• **REQUIREMENTS**
From the material below, list every line containing "Fitted".

• **RECORDS TO PROCESS**
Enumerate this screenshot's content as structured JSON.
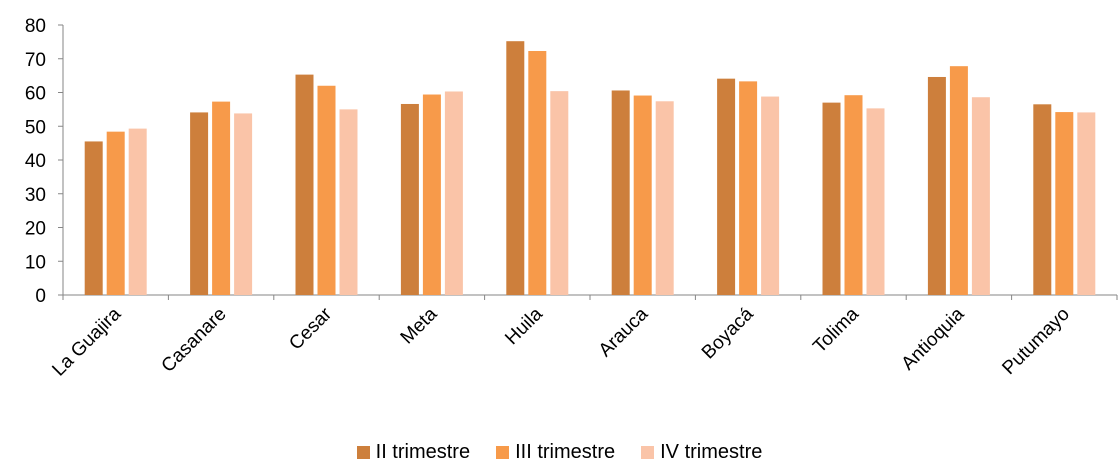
{
  "chart_data": {
    "type": "bar",
    "categories": [
      "La Guajira",
      "Casanare",
      "Cesar",
      "Meta",
      "Huila",
      "Arauca",
      "Boyacá",
      "Tolima",
      "Antioquia",
      "Putumayo"
    ],
    "series": [
      {
        "name": "II trimestre",
        "color": "#CD7F3C",
        "values": [
          45.5,
          54.1,
          65.3,
          56.6,
          75.2,
          60.6,
          64.1,
          57.0,
          64.6,
          56.5
        ]
      },
      {
        "name": "III trimestre",
        "color": "#F79A4A",
        "values": [
          48.4,
          57.3,
          62.0,
          59.4,
          72.3,
          59.1,
          63.3,
          59.2,
          67.8,
          54.2
        ]
      },
      {
        "name": "IV trimestre",
        "color": "#FAC4A8",
        "values": [
          49.3,
          53.8,
          55.0,
          60.3,
          60.4,
          57.4,
          58.8,
          55.3,
          58.6,
          54.1
        ]
      }
    ],
    "title": "",
    "xlabel": "",
    "ylabel": "",
    "ylim": [
      0,
      80
    ],
    "yticks": [
      "0",
      "10",
      "20",
      "30",
      "40",
      "50",
      "60",
      "70",
      "80"
    ],
    "grid": false,
    "legend_position": "bottom"
  }
}
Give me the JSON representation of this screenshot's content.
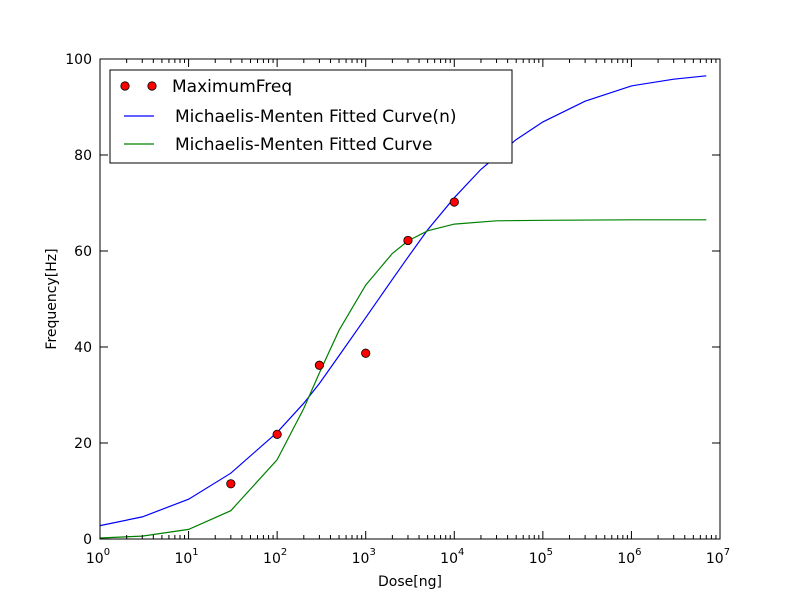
{
  "chart_data": {
    "type": "line",
    "xlabel": "Dose[ng]",
    "ylabel": "Frequency[Hz]",
    "x_scale": "log",
    "xlim": [
      1,
      10000000
    ],
    "ylim": [
      0,
      100
    ],
    "x_ticks": [
      {
        "value": 1,
        "base": "10",
        "exp": "0"
      },
      {
        "value": 10,
        "base": "10",
        "exp": "1"
      },
      {
        "value": 100,
        "base": "10",
        "exp": "2"
      },
      {
        "value": 1000,
        "base": "10",
        "exp": "3"
      },
      {
        "value": 10000,
        "base": "10",
        "exp": "4"
      },
      {
        "value": 100000,
        "base": "10",
        "exp": "5"
      },
      {
        "value": 1000000,
        "base": "10",
        "exp": "6"
      },
      {
        "value": 10000000,
        "base": "10",
        "exp": "7"
      }
    ],
    "y_ticks": [
      0,
      20,
      40,
      60,
      80,
      100
    ],
    "y_tick_labels": [
      "0",
      "20",
      "40",
      "60",
      "80",
      "100"
    ],
    "grid": false,
    "legend_position": "top-left",
    "series": [
      {
        "name": "MaximumFreq",
        "kind": "markers",
        "color": "#ff0000",
        "x": [
          30,
          100,
          300,
          1000,
          3000,
          10000
        ],
        "y": [
          11.5,
          21.8,
          36.2,
          38.7,
          62.2,
          70.2
        ]
      },
      {
        "name": "Michaelis-Menten Fitted Curve(n)",
        "kind": "line",
        "color": "#0000ff",
        "x": [
          1,
          3,
          10,
          30,
          100,
          200,
          300,
          500,
          1000,
          2000,
          3000,
          5000,
          10000,
          20000,
          50000,
          100000,
          300000,
          1000000,
          3000000,
          7000000
        ],
        "y": [
          2.8,
          4.6,
          8.3,
          13.7,
          22.2,
          28.3,
          32.4,
          38.2,
          46.1,
          54.1,
          58.7,
          64.4,
          71.1,
          77.0,
          83.2,
          86.9,
          91.2,
          94.4,
          95.8,
          96.5
        ]
      },
      {
        "name": "Michaelis-Menten Fitted Curve",
        "kind": "line",
        "color": "#008000",
        "x": [
          1,
          3,
          10,
          30,
          100,
          200,
          300,
          500,
          1000,
          2000,
          3000,
          5000,
          10000,
          30000,
          100000,
          1000000,
          7000000
        ],
        "y": [
          0.2,
          0.6,
          2.0,
          5.9,
          16.5,
          27.2,
          34.6,
          43.5,
          52.9,
          59.5,
          62.1,
          64.2,
          65.6,
          66.3,
          66.4,
          66.5,
          66.5
        ]
      }
    ]
  }
}
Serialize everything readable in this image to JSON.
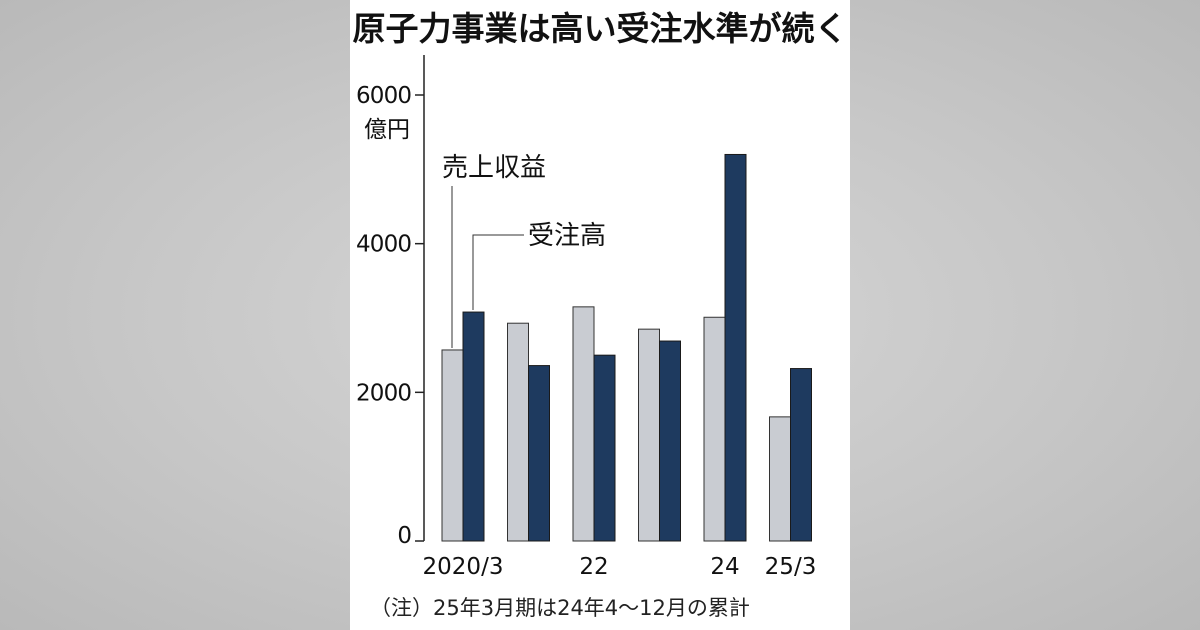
{
  "title": "原子力事業は高い受注水準が続く",
  "note": "（注）25年3月期は24年4〜12月の累計",
  "colors": {
    "revenue": "#c9ccd2",
    "orders": "#1e3a5f",
    "axis": "#222222"
  },
  "chart_data": {
    "type": "bar",
    "title": "原子力事業は高い受注水準が続く",
    "unit_label": "億円",
    "categories": [
      "2020/3",
      "21/3",
      "22/3",
      "23/3",
      "24/3",
      "25/3"
    ],
    "x_tick_labels": [
      "2020/3",
      "",
      "22",
      "",
      "24",
      "25/3"
    ],
    "series": [
      {
        "name": "売上収益",
        "values": [
          2570,
          2930,
          3150,
          2850,
          3010,
          1670
        ]
      },
      {
        "name": "受注高",
        "values": [
          3080,
          2360,
          2500,
          2690,
          5200,
          2320
        ]
      }
    ],
    "ylim": [
      0,
      6500
    ],
    "yticks": [
      0,
      2000,
      4000,
      6000
    ],
    "grid": false,
    "legend_placement": "top-left, callout labels"
  }
}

• **WORKED SOLUTION**
        "name": "Michaelis-Menten Fitted Curve(n)",
        "name": "Michaelis-Menten Fitted Curve",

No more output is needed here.